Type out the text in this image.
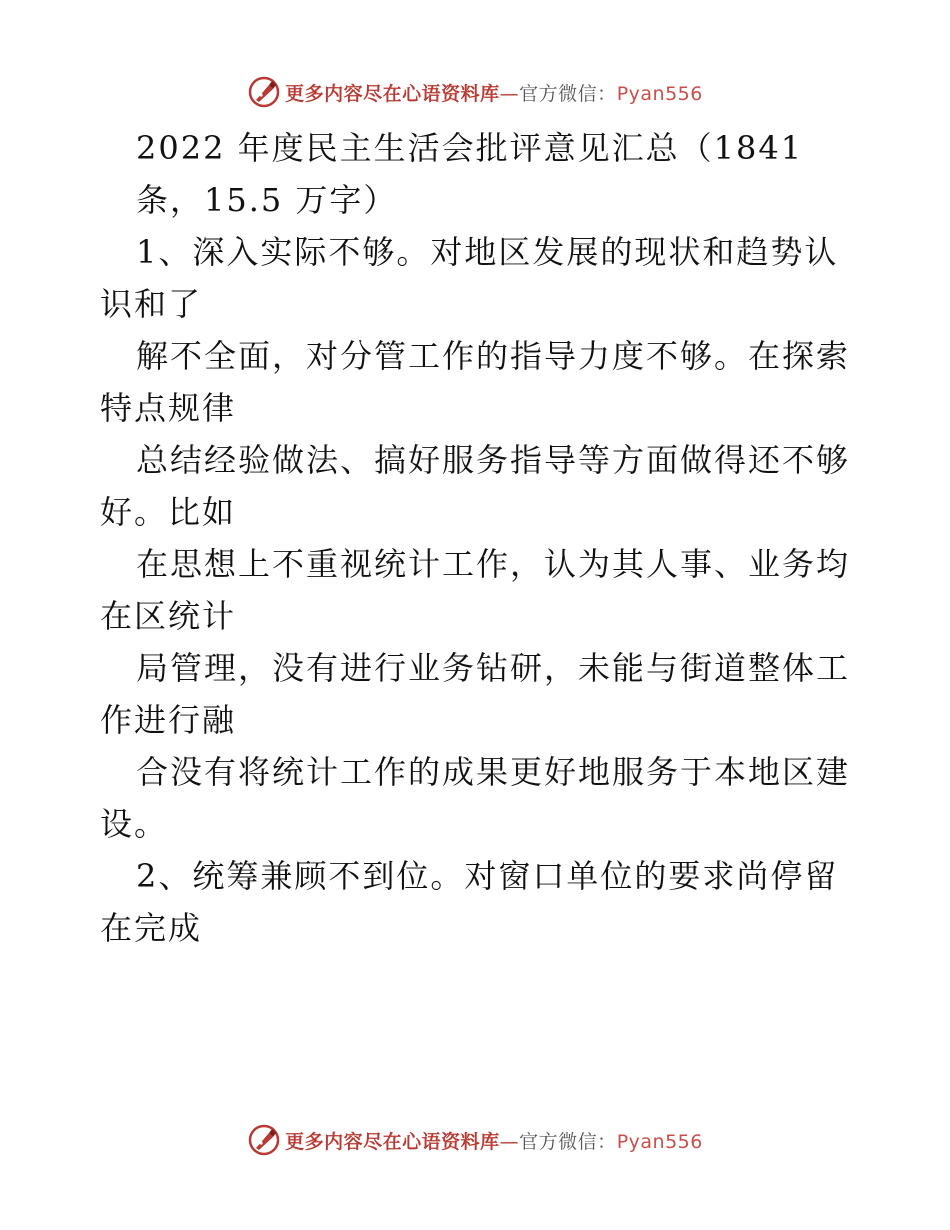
更多内容尽在心语资料库—官方微信：Pyan556
2022 年度民主生活会批评意见汇总（1841
条，15.5 万字）
1、深入实际不够。对地区发展的现状和趋势认
识和了
解不全面，对分管工作的指导力度不够。在探索
特点规律
总结经验做法、搞好服务指导等方面做得还不够
好。比如
在思想上不重视统计工作，认为其人事、业务均
在区统计
局管理，没有进行业务钻研，未能与街道整体工
作进行融
合没有将统计工作的成果更好地服务于本地区建
设。
2、统筹兼顾不到位。对窗口单位的要求尚停留
在完成
更多内容尽在心语资料库—官方微信：Pyan556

→ Task prompt
Restate the data above exactly, stripping out each image.

→ Task answer
Type out the text in this image.
更多内容尽在心语资料库—官方微信：Pyan556
2022 年度民主生活会批评意见汇总（1841
条，15.5 万字）
1、深入实际不够。对地区发展的现状和趋势认
识和了
解不全面，对分管工作的指导力度不够。在探索
特点规律
总结经验做法、搞好服务指导等方面做得还不够
好。比如
在思想上不重视统计工作，认为其人事、业务均
在区统计
局管理，没有进行业务钻研，未能与街道整体工
作进行融
合没有将统计工作的成果更好地服务于本地区建
设。
2、统筹兼顾不到位。对窗口单位的要求尚停留
在完成
更多内容尽在心语资料库—官方微信：Pyan556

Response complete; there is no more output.